Dataset entries
==================================================

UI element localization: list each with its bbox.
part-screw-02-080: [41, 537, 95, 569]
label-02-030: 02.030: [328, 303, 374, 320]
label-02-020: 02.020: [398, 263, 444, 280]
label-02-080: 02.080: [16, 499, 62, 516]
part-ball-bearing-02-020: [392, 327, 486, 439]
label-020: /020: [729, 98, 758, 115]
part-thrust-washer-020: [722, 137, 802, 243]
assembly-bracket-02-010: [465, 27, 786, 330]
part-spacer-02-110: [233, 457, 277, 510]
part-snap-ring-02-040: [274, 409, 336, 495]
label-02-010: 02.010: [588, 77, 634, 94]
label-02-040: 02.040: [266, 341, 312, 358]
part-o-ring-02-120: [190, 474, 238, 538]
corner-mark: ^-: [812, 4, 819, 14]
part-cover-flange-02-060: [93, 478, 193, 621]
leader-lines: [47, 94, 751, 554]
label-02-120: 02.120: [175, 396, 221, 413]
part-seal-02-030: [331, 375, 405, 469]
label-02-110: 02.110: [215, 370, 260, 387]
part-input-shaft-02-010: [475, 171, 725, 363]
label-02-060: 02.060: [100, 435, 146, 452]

==================================================

Repeat every line of the data above, unchanged.

### Result of this task
UI element localization: list each with its bbox.
part-screw-02-080: [41, 537, 95, 569]
label-02-030: 02.030: [328, 303, 374, 320]
label-02-020: 02.020: [398, 263, 444, 280]
label-02-080: 02.080: [16, 499, 62, 516]
part-ball-bearing-02-020: [392, 327, 486, 439]
label-020: /020: [729, 98, 758, 115]
part-thrust-washer-020: [722, 137, 802, 243]
assembly-bracket-02-010: [465, 27, 786, 330]
part-spacer-02-110: [233, 457, 277, 510]
part-snap-ring-02-040: [274, 409, 336, 495]
label-02-010: 02.010: [588, 77, 634, 94]
label-02-040: 02.040: [266, 341, 312, 358]
part-o-ring-02-120: [190, 474, 238, 538]
corner-mark: ^-: [812, 4, 819, 14]
part-cover-flange-02-060: [93, 478, 193, 621]
leader-lines: [47, 94, 751, 554]
label-02-120: 02.120: [175, 396, 221, 413]
part-seal-02-030: [331, 375, 405, 469]
label-02-110: 02.110: [215, 370, 260, 387]
part-input-shaft-02-010: [475, 171, 725, 363]
label-02-060: 02.060: [100, 435, 146, 452]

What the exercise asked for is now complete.